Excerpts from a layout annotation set
•••••
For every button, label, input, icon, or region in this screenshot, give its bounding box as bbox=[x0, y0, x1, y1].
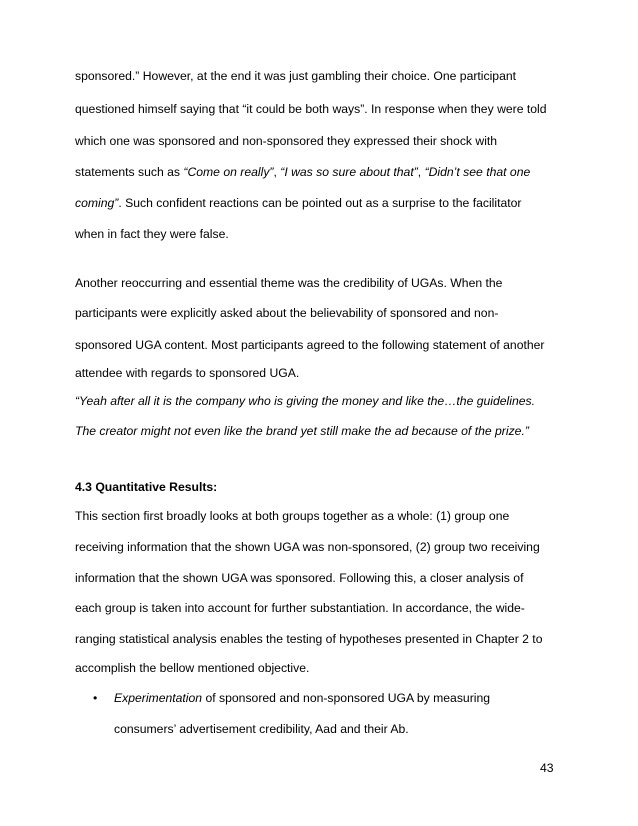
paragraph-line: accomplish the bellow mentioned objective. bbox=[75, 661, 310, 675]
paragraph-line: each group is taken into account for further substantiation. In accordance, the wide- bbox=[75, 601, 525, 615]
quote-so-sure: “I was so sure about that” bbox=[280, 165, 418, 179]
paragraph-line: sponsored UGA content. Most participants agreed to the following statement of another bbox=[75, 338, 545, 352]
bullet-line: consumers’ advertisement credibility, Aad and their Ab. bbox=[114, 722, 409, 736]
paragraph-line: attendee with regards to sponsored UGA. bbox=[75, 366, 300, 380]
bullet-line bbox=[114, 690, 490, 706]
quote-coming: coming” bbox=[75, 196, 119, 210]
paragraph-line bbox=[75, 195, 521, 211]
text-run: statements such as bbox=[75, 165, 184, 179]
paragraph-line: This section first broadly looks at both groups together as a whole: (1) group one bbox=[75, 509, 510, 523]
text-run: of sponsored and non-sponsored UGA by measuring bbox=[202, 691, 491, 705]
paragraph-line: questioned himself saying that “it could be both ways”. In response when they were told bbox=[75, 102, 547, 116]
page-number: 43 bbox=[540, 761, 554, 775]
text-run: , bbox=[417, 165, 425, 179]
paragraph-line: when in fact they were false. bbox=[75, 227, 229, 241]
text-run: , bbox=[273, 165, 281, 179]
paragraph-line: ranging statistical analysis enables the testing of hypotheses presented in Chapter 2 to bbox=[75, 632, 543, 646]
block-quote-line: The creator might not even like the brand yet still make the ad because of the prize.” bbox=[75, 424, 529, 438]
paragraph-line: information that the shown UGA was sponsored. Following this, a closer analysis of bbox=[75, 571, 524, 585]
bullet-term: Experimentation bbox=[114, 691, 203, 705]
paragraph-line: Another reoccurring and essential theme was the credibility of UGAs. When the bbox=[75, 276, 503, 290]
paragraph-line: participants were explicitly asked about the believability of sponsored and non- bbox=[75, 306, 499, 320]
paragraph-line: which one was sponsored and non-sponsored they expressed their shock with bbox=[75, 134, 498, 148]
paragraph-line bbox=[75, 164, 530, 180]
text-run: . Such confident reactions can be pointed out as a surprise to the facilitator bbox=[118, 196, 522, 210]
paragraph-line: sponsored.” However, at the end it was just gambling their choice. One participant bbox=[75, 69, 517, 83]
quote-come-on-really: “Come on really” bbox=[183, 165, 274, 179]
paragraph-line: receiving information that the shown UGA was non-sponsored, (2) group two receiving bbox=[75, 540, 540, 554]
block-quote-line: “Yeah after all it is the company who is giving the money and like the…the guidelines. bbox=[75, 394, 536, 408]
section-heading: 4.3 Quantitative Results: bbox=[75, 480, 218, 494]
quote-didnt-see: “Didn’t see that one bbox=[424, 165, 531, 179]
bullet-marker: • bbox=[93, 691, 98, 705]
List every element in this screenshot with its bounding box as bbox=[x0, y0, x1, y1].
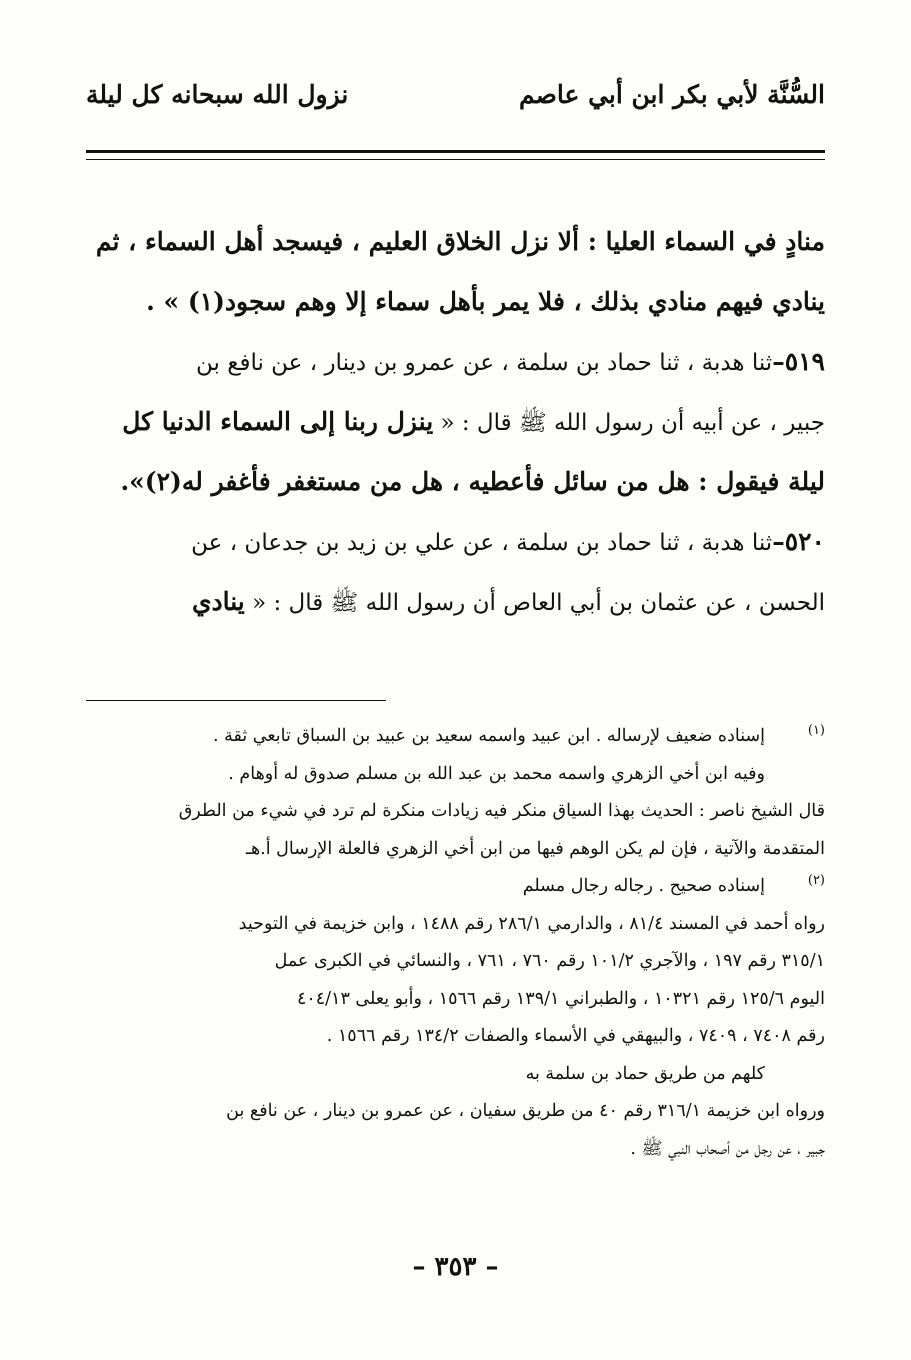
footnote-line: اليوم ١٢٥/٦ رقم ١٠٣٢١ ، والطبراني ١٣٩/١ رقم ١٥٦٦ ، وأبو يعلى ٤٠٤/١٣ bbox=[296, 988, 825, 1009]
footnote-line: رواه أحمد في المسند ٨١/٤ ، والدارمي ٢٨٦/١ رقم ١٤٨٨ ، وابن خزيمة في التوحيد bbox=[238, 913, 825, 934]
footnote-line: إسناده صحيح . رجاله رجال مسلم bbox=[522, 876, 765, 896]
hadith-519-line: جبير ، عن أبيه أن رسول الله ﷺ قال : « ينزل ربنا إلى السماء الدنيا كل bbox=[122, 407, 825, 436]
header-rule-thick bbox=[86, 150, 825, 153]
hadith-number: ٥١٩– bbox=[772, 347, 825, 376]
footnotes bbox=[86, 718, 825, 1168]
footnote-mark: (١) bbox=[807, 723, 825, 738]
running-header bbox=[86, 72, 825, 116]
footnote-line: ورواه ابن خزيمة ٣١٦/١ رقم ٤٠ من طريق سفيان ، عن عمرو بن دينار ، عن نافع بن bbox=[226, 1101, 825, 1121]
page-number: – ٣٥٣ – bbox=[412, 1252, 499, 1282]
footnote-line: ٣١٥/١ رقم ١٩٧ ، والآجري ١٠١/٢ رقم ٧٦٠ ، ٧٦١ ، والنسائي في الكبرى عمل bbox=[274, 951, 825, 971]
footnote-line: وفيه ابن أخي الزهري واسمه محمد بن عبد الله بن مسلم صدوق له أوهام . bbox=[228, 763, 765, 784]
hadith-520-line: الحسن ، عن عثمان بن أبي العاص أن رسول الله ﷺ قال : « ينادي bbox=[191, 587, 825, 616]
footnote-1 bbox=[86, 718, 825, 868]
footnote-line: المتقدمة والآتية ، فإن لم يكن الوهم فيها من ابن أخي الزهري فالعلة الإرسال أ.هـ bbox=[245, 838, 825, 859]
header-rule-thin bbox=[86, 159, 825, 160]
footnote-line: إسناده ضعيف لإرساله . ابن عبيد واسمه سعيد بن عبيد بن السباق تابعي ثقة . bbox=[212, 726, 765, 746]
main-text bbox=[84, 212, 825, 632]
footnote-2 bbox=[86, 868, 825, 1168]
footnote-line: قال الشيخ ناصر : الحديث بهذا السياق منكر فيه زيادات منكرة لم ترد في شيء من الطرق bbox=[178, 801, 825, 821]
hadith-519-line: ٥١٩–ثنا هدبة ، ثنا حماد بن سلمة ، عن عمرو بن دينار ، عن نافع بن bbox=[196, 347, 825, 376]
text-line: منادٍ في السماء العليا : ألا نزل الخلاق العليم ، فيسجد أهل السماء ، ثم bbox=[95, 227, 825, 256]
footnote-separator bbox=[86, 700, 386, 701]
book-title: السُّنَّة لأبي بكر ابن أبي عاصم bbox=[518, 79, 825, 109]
•••••
WHAT YOU ARE ASKED TO DO
Reproduce every row above word for word, omitting the pictures.

THE SOLUTION
For every button, label, input, icon, or region in this screenshot, give its bounding box as bbox=[x0, y0, x1, y1].
paragraph-line: accomplish the bellow mentioned objective. bbox=[75, 661, 310, 675]
paragraph-line: each group is taken into account for further substantiation. In accordance, the wide- bbox=[75, 601, 525, 615]
quote-so-sure: “I was so sure about that” bbox=[280, 165, 418, 179]
paragraph-line: sponsored UGA content. Most participants agreed to the following statement of another bbox=[75, 338, 545, 352]
bullet-line: consumers’ advertisement credibility, Aad and their Ab. bbox=[114, 722, 409, 736]
paragraph-line: attendee with regards to sponsored UGA. bbox=[75, 366, 300, 380]
bullet-line bbox=[114, 690, 490, 706]
quote-coming: coming” bbox=[75, 196, 119, 210]
paragraph-line bbox=[75, 195, 521, 211]
text-run: statements such as bbox=[75, 165, 184, 179]
paragraph-line: This section first broadly looks at both groups together as a whole: (1) group one bbox=[75, 509, 510, 523]
text-run: of sponsored and non-sponsored UGA by measuring bbox=[202, 691, 491, 705]
paragraph-line: questioned himself saying that “it could be both ways”. In response when they were told bbox=[75, 102, 547, 116]
page-number: 43 bbox=[540, 761, 554, 775]
text-run: , bbox=[417, 165, 425, 179]
paragraph-line: when in fact they were false. bbox=[75, 227, 229, 241]
text-run: , bbox=[273, 165, 281, 179]
paragraph-line: ranging statistical analysis enables the testing of hypotheses presented in Chapter 2 to bbox=[75, 632, 543, 646]
block-quote-line: The creator might not even like the brand yet still make the ad because of the prize.” bbox=[75, 424, 529, 438]
paragraph-line: information that the shown UGA was sponsored. Following this, a closer analysis of bbox=[75, 571, 524, 585]
bullet-term: Experimentation bbox=[114, 691, 203, 705]
paragraph-line: Another reoccurring and essential theme was the credibility of UGAs. When the bbox=[75, 276, 503, 290]
paragraph-line: participants were explicitly asked about the believability of sponsored and non- bbox=[75, 306, 499, 320]
paragraph-line: which one was sponsored and non-sponsored they expressed their shock with bbox=[75, 134, 498, 148]
paragraph-line bbox=[75, 164, 530, 180]
text-run: . Such confident reactions can be pointed out as a surprise to the facilitator bbox=[118, 196, 522, 210]
paragraph-line: sponsored.” However, at the end it was just gambling their choice. One participant bbox=[75, 69, 517, 83]
quote-come-on-really: “Come on really” bbox=[183, 165, 274, 179]
paragraph-line: receiving information that the shown UGA was non-sponsored, (2) group two receiving bbox=[75, 540, 540, 554]
block-quote-line: “Yeah after all it is the company who is giving the money and like the…the guidelines. bbox=[75, 394, 536, 408]
section-heading: 4.3 Quantitative Results: bbox=[75, 480, 218, 494]
quote-didnt-see: “Didn’t see that one bbox=[424, 165, 531, 179]
bullet-marker: • bbox=[93, 691, 98, 705]
List every element in this screenshot with its bounding box as bbox=[x0, y0, x1, y1].
footnote-line: اليوم ١٢٥/٦ رقم ١٠٣٢١ ، والطبراني ١٣٩/١ رقم ١٥٦٦ ، وأبو يعلى ٤٠٤/١٣ bbox=[296, 988, 825, 1009]
footnote-line: رواه أحمد في المسند ٨١/٤ ، والدارمي ٢٨٦/١ رقم ١٤٨٨ ، وابن خزيمة في التوحيد bbox=[238, 913, 825, 934]
footnote-line: إسناده صحيح . رجاله رجال مسلم bbox=[522, 876, 765, 896]
hadith-519-line: جبير ، عن أبيه أن رسول الله ﷺ قال : « ينزل ربنا إلى السماء الدنيا كل bbox=[122, 407, 825, 436]
header-rule-thick bbox=[86, 150, 825, 153]
hadith-number: ٥١٩– bbox=[772, 347, 825, 376]
footnotes bbox=[86, 718, 825, 1168]
footnote-mark: (١) bbox=[807, 723, 825, 738]
running-header bbox=[86, 72, 825, 116]
footnote-line: ورواه ابن خزيمة ٣١٦/١ رقم ٤٠ من طريق سفيان ، عن عمرو بن دينار ، عن نافع بن bbox=[226, 1101, 825, 1121]
page-number: – ٣٥٣ – bbox=[412, 1252, 499, 1282]
footnote-line: ٣١٥/١ رقم ١٩٧ ، والآجري ١٠١/٢ رقم ٧٦٠ ، ٧٦١ ، والنسائي في الكبرى عمل bbox=[274, 951, 825, 971]
footnote-line: وفيه ابن أخي الزهري واسمه محمد بن عبد الله بن مسلم صدوق له أوهام . bbox=[228, 763, 765, 784]
hadith-520-line: الحسن ، عن عثمان بن أبي العاص أن رسول الله ﷺ قال : « ينادي bbox=[191, 587, 825, 616]
footnote-1 bbox=[86, 718, 825, 868]
footnote-line: المتقدمة والآتية ، فإن لم يكن الوهم فيها من ابن أخي الزهري فالعلة الإرسال أ.هـ bbox=[245, 838, 825, 859]
header-rule-thin bbox=[86, 159, 825, 160]
footnote-line: إسناده ضعيف لإرساله . ابن عبيد واسمه سعيد بن عبيد بن السباق تابعي ثقة . bbox=[212, 726, 765, 746]
main-text bbox=[84, 212, 825, 632]
footnote-2 bbox=[86, 868, 825, 1168]
footnote-line: قال الشيخ ناصر : الحديث بهذا السياق منكر فيه زيادات منكرة لم ترد في شيء من الطرق bbox=[178, 801, 825, 821]
hadith-519-line: ٥١٩–ثنا هدبة ، ثنا حماد بن سلمة ، عن عمرو بن دينار ، عن نافع بن bbox=[196, 347, 825, 376]
text-line: منادٍ في السماء العليا : ألا نزل الخلاق العليم ، فيسجد أهل السماء ، ثم bbox=[95, 227, 825, 256]
footnote-separator bbox=[86, 700, 386, 701]
book-title: السُّنَّة لأبي بكر ابن أبي عاصم bbox=[518, 79, 825, 109]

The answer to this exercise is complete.